**CHALLENGE**
All records must be quoted exactly. Omit the pictures.

Records from a dataset
* * *
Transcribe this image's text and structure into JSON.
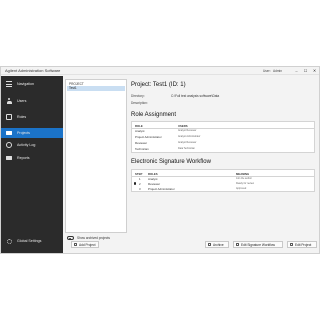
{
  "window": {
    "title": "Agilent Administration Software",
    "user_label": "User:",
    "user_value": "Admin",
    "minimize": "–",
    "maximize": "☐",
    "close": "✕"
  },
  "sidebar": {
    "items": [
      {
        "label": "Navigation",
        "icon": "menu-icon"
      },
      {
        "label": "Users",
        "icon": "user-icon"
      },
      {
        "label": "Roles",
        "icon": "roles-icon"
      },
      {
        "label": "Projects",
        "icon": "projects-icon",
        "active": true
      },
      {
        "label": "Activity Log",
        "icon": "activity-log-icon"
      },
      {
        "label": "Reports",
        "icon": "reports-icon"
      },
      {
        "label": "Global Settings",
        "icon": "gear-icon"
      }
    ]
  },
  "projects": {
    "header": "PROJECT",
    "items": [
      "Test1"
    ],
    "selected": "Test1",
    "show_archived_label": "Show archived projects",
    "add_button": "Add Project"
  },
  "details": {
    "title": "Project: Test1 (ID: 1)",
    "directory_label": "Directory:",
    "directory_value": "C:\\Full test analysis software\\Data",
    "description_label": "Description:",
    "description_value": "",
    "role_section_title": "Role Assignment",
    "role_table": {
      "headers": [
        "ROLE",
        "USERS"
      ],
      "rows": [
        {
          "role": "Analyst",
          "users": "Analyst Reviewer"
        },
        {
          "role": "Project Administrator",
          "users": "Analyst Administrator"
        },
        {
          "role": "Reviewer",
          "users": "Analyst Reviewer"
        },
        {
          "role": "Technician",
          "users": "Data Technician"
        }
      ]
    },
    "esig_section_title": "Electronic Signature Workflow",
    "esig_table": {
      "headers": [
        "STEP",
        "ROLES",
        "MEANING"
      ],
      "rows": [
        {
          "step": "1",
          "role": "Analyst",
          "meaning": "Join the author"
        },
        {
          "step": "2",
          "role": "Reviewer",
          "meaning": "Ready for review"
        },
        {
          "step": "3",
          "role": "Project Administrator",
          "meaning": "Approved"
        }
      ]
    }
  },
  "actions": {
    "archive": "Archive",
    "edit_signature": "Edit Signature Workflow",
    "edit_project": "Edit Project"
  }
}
* * *
**SOLUTION TO THIS EXERCISE**
Transcribe this image's text and structure into JSON.
{
  "window": {
    "title": "Agilent Administration Software",
    "user_label": "User:",
    "user_value": "Admin",
    "minimize": "–",
    "maximize": "☐",
    "close": "✕"
  },
  "sidebar": {
    "items": [
      {
        "label": "Navigation",
        "icon": "menu-icon"
      },
      {
        "label": "Users",
        "icon": "user-icon"
      },
      {
        "label": "Roles",
        "icon": "roles-icon"
      },
      {
        "label": "Projects",
        "icon": "projects-icon",
        "active": true
      },
      {
        "label": "Activity Log",
        "icon": "activity-log-icon"
      },
      {
        "label": "Reports",
        "icon": "reports-icon"
      },
      {
        "label": "Global Settings",
        "icon": "gear-icon"
      }
    ]
  },
  "projects": {
    "header": "PROJECT",
    "items": [
      "Test1"
    ],
    "selected": "Test1",
    "show_archived_label": "Show archived projects",
    "add_button": "Add Project"
  },
  "details": {
    "title": "Project: Test1 (ID: 1)",
    "directory_label": "Directory:",
    "directory_value": "C:\\Full test analysis software\\Data",
    "description_label": "Description:",
    "description_value": "",
    "role_section_title": "Role Assignment",
    "role_table": {
      "headers": [
        "ROLE",
        "USERS"
      ],
      "rows": [
        {
          "role": "Analyst",
          "users": "Analyst Reviewer"
        },
        {
          "role": "Project Administrator",
          "users": "Analyst Administrator"
        },
        {
          "role": "Reviewer",
          "users": "Analyst Reviewer"
        },
        {
          "role": "Technician",
          "users": "Data Technician"
        }
      ]
    },
    "esig_section_title": "Electronic Signature Workflow",
    "esig_table": {
      "headers": [
        "STEP",
        "ROLES",
        "MEANING"
      ],
      "rows": [
        {
          "step": "1",
          "role": "Analyst",
          "meaning": "Join the author"
        },
        {
          "step": "2",
          "role": "Reviewer",
          "meaning": "Ready for review"
        },
        {
          "step": "3",
          "role": "Project Administrator",
          "meaning": "Approved"
        }
      ]
    }
  },
  "actions": {
    "archive": "Archive",
    "edit_signature": "Edit Signature Workflow",
    "edit_project": "Edit Project"
  }
}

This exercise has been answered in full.